• [Written exercise]:
Collect every line below that contains the word "stałych".

• [Information supplied]:
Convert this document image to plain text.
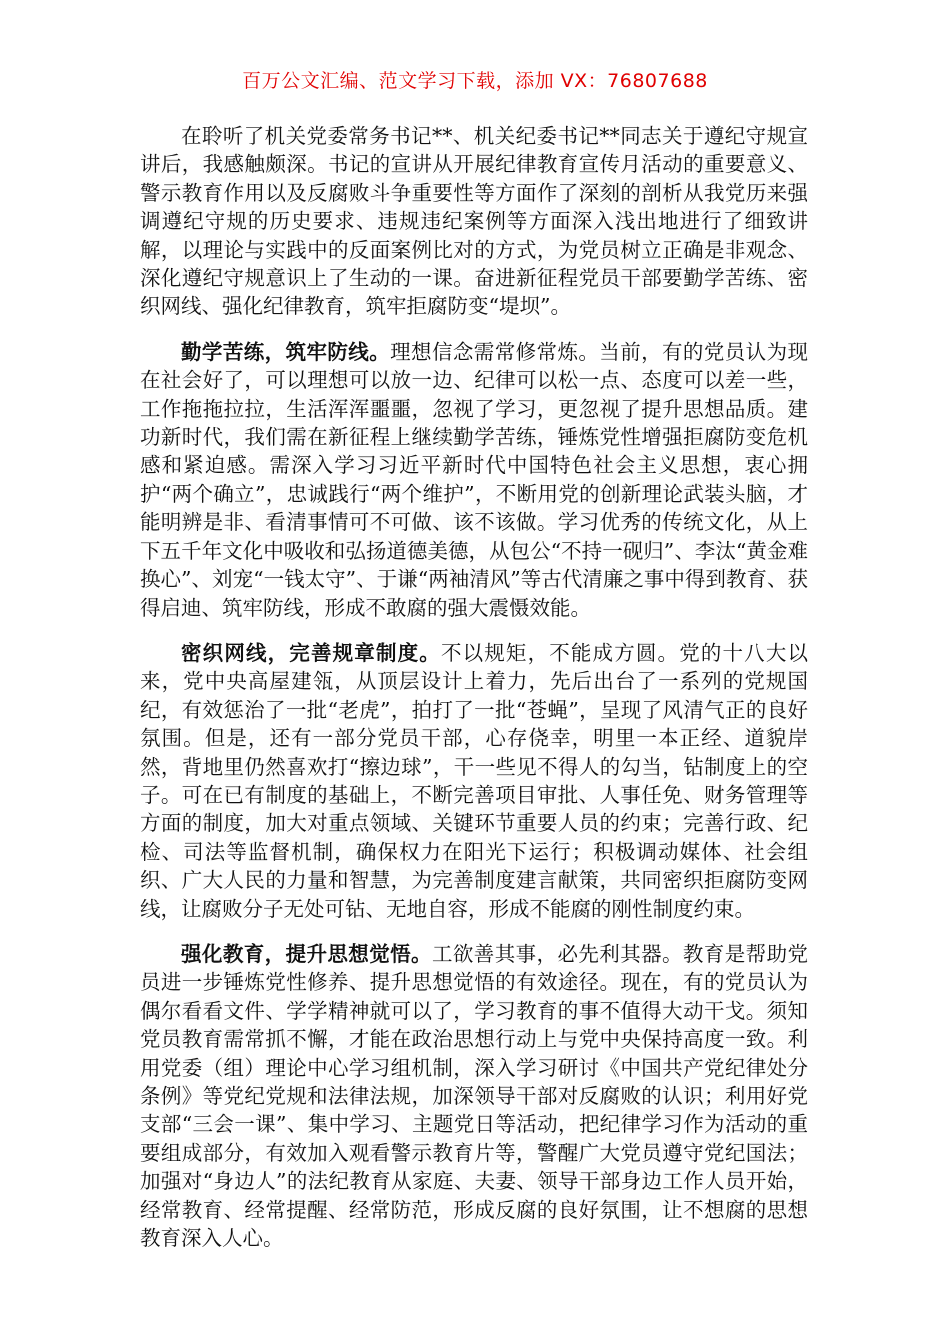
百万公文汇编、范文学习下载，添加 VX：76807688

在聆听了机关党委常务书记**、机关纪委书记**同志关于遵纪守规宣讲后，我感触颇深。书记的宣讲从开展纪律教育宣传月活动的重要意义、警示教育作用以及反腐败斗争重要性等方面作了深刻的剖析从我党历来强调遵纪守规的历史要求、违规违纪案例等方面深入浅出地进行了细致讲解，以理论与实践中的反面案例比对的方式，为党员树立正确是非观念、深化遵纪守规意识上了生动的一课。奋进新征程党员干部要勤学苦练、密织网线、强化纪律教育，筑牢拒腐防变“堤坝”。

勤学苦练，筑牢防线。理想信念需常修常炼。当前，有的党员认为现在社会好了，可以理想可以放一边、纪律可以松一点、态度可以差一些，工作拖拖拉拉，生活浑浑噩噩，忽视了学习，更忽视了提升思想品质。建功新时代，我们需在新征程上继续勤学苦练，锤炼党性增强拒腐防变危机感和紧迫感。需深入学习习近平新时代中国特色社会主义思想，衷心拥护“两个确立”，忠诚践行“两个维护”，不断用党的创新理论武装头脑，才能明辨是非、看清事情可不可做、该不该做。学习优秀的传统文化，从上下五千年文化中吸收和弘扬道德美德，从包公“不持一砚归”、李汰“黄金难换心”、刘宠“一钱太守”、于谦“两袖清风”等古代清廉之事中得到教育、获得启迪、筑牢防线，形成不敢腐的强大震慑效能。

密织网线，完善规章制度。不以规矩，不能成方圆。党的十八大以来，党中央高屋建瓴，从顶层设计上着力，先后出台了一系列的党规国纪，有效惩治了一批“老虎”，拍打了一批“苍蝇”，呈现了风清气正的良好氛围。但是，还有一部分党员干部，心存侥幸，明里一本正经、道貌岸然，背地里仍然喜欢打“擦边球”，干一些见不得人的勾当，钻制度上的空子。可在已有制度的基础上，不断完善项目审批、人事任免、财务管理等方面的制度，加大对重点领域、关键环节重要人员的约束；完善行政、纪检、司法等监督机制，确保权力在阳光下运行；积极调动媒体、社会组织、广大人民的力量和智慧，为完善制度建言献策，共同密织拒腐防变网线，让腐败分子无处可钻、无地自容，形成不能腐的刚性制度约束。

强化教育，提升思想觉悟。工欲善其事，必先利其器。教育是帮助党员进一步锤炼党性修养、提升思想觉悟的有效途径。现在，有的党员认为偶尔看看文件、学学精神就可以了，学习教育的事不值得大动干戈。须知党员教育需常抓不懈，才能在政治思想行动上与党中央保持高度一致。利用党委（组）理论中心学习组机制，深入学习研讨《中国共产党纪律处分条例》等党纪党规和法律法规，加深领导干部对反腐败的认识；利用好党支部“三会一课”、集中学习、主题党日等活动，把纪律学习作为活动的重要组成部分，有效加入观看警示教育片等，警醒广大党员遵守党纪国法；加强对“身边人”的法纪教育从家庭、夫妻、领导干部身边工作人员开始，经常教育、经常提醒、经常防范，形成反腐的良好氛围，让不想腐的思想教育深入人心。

...

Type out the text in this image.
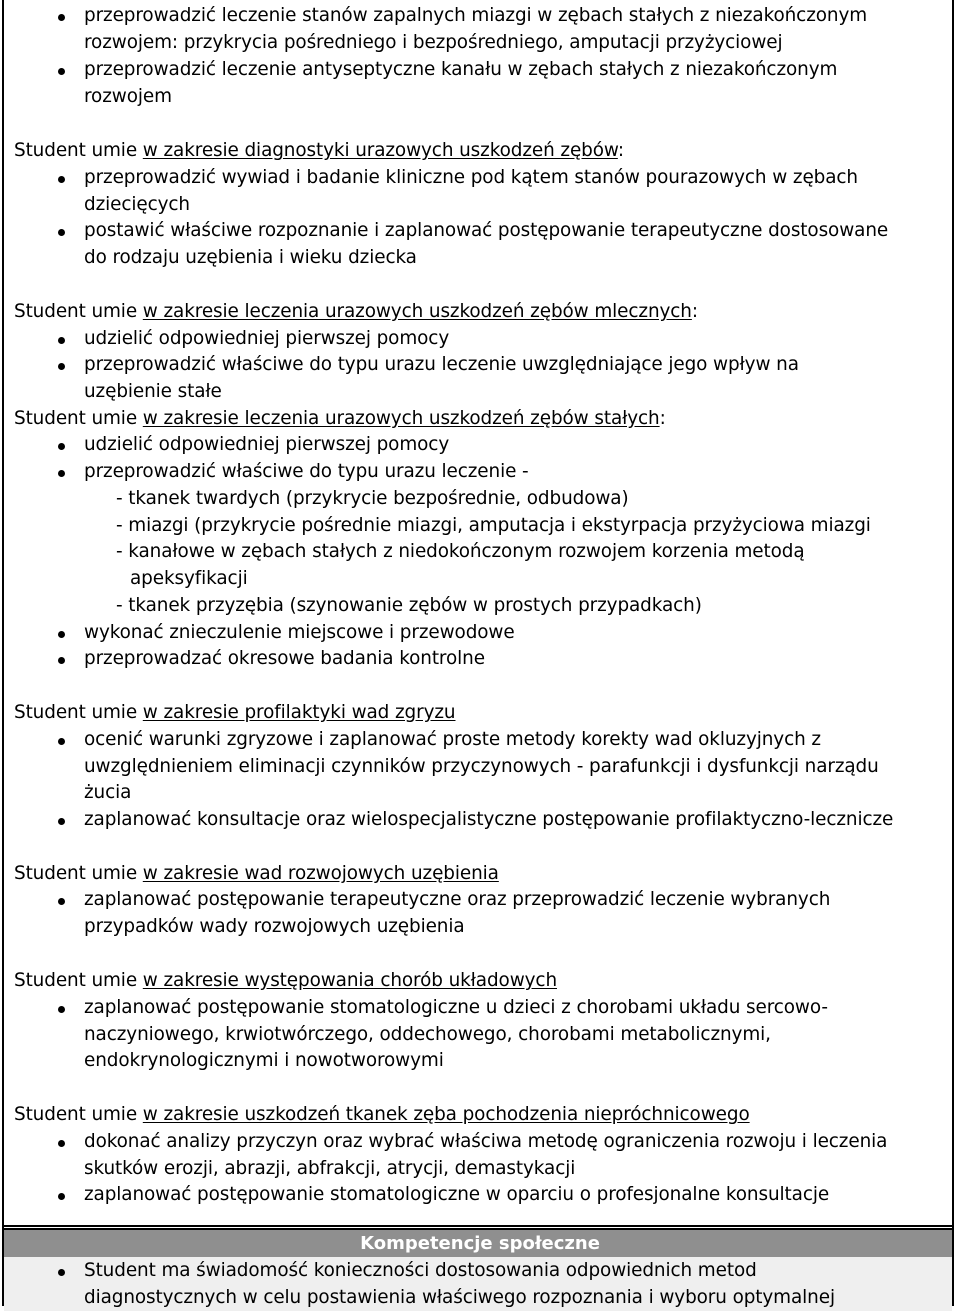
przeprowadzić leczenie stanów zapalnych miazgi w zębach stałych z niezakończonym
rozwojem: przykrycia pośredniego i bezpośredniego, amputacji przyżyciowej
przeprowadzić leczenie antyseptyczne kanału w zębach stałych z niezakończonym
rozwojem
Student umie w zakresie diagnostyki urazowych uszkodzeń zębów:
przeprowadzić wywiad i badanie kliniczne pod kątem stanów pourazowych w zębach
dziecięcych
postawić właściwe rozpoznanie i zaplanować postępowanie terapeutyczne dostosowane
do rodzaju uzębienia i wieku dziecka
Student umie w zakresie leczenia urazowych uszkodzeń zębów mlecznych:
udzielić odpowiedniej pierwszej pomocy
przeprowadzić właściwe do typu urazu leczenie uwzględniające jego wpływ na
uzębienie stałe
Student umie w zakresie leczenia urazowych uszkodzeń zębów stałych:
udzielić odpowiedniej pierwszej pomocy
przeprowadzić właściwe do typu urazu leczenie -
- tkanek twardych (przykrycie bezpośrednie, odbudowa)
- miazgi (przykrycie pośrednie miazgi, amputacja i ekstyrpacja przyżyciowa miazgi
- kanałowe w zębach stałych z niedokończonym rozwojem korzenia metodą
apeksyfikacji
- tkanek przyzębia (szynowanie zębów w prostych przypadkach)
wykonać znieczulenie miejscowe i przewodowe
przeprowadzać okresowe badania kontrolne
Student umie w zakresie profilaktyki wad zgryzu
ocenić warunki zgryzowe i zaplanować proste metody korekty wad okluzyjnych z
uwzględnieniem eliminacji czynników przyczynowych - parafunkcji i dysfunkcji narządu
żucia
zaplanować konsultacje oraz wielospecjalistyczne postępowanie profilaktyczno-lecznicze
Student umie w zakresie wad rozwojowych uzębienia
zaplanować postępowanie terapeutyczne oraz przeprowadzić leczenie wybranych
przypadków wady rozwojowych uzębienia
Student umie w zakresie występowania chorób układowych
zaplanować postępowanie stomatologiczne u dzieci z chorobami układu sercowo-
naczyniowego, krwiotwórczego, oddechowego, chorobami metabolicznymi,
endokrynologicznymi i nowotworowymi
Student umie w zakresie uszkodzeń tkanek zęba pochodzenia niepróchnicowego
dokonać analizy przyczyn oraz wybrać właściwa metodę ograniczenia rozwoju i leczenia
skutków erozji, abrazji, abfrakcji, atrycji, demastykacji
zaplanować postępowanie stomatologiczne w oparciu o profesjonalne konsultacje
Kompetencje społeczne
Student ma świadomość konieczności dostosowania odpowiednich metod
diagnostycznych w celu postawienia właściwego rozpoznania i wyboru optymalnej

• [Exercise output]:
przeprowadzić leczenie stanów zapalnych miazgi w zębach stałych z niezakończonym
przeprowadzić leczenie antyseptyczne kanału w zębach stałych z niezakończonym
Student umie w zakresie leczenia urazowych uszkodzeń zębów stałych:
- kanałowe w zębach stałych z niedokończonym rozwojem korzenia metodą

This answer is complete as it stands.